-- Raw records --
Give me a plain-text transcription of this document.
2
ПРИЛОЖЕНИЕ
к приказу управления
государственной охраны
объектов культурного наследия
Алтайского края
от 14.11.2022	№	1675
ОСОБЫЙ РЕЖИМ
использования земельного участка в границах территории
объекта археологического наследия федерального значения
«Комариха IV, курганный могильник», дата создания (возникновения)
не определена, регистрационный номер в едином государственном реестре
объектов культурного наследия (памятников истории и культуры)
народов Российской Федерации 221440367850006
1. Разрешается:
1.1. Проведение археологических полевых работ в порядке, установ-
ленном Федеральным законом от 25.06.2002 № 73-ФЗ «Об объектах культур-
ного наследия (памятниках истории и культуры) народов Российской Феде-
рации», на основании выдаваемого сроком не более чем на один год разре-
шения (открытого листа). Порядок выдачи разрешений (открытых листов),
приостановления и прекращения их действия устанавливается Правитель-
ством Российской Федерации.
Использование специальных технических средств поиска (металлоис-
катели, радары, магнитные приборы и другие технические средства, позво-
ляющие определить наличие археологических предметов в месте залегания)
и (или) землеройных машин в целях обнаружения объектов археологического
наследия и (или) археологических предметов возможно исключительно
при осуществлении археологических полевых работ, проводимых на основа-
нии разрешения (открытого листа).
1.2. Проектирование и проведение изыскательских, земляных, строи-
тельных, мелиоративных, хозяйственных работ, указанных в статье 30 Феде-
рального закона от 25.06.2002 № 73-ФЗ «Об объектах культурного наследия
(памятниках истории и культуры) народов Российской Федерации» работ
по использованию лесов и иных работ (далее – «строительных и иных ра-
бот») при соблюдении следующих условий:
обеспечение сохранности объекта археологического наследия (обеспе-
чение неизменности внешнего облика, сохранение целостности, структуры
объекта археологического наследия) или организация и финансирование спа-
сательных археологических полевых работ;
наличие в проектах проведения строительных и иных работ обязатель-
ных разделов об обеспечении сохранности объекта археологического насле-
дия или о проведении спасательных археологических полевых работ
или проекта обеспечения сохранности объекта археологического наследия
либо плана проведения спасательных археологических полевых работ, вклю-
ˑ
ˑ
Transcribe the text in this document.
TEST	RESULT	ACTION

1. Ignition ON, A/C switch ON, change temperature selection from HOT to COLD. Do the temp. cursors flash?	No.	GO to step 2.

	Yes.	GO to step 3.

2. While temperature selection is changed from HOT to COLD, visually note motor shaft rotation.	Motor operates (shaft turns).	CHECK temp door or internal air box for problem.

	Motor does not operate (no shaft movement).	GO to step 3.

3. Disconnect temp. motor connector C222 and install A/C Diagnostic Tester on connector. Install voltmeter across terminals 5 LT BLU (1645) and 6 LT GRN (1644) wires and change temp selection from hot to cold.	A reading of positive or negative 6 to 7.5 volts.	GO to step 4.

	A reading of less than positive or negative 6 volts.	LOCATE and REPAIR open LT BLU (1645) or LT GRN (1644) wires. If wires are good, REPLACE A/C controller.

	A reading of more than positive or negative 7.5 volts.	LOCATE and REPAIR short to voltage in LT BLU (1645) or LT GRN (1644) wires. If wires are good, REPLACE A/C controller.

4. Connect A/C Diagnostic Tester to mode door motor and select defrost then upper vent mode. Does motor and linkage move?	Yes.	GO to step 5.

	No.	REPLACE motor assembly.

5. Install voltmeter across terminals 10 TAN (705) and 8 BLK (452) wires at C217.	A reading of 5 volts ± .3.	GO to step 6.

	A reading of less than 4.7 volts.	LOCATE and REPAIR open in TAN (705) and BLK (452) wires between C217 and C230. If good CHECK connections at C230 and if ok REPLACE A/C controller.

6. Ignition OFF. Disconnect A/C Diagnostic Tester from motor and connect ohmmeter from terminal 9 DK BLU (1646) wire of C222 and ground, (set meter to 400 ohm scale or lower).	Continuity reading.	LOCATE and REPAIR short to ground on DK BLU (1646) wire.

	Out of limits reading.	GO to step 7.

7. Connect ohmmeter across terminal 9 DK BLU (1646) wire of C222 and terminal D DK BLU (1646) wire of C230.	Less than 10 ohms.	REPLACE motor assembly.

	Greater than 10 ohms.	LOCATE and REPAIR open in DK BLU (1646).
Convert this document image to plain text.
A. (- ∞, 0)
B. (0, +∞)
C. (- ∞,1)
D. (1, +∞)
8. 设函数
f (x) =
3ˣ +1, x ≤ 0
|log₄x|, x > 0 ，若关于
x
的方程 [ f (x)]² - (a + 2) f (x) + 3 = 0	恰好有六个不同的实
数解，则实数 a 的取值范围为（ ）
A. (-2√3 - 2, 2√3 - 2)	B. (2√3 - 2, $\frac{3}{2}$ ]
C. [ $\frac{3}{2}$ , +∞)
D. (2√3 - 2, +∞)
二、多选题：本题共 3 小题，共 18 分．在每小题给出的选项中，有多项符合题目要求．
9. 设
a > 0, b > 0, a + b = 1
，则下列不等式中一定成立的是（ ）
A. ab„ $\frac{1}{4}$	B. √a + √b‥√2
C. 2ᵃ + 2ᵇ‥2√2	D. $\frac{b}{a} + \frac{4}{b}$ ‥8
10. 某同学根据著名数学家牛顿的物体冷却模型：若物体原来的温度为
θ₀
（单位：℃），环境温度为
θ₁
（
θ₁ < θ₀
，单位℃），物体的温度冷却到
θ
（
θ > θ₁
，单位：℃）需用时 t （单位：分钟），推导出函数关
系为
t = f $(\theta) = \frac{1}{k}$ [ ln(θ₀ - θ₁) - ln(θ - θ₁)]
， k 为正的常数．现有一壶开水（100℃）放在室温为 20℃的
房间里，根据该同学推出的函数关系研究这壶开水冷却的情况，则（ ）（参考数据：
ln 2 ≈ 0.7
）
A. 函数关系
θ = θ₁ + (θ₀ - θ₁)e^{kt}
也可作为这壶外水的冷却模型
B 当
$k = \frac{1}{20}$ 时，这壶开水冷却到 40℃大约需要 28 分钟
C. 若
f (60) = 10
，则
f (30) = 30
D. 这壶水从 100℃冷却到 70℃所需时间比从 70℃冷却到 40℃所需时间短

-- Exercise prompt --
Write out once more the lines above beginning at the line with "Convert this document image to plain text."; continue through the final line and stop there.

-- The answer --
Convert this document image to plain text.
A. (- ∞, 0)
B. (0, +∞)
C. (- ∞,1)
D. (1, +∞)
8. 设函数
f (x) =
3ˣ +1, x ≤ 0
|log₄x|, x > 0 ，若关于
x
的方程 [ f (x)]² - (a + 2) f (x) + 3 = 0	恰好有六个不同的实
数解，则实数 a 的取值范围为（ ）
A. (-2√3 - 2, 2√3 - 2)	B. (2√3 - 2, $\frac{3}{2}$ ]
C. [ $\frac{3}{2}$ , +∞)
D. (2√3 - 2, +∞)
二、多选题：本题共 3 小题，共 18 分．在每小题给出的选项中，有多项符合题目要求．
9. 设
a > 0, b > 0, a + b = 1
，则下列不等式中一定成立的是（ ）
A. ab„ $\frac{1}{4}$	B. √a + √b‥√2
C. 2ᵃ + 2ᵇ‥2√2	D. $\frac{b}{a} + \frac{4}{b}$ ‥8
10. 某同学根据著名数学家牛顿的物体冷却模型：若物体原来的温度为
θ₀
（单位：℃），环境温度为
θ₁
（
θ₁ < θ₀
，单位℃），物体的温度冷却到
θ
（
θ > θ₁
，单位：℃）需用时 t （单位：分钟），推导出函数关
系为
t = f $(\theta) = \frac{1}{k}$ [ ln(θ₀ - θ₁) - ln(θ - θ₁)]
， k 为正的常数．现有一壶开水（100℃）放在室温为 20℃的
房间里，根据该同学推出的函数关系研究这壶开水冷却的情况，则（ ）（参考数据：
ln 2 ≈ 0.7
）
A. 函数关系
θ = θ₁ + (θ₀ - θ₁)e^{kt}
也可作为这壶外水的冷却模型
B 当
$k = \frac{1}{20}$ 时，这壶开水冷却到 40℃大约需要 28 分钟
C. 若
f (60) = 10
，则
f (30) = 30
D. 这壶水从 100℃冷却到 70℃所需时间比从 70℃冷却到 40℃所需时间短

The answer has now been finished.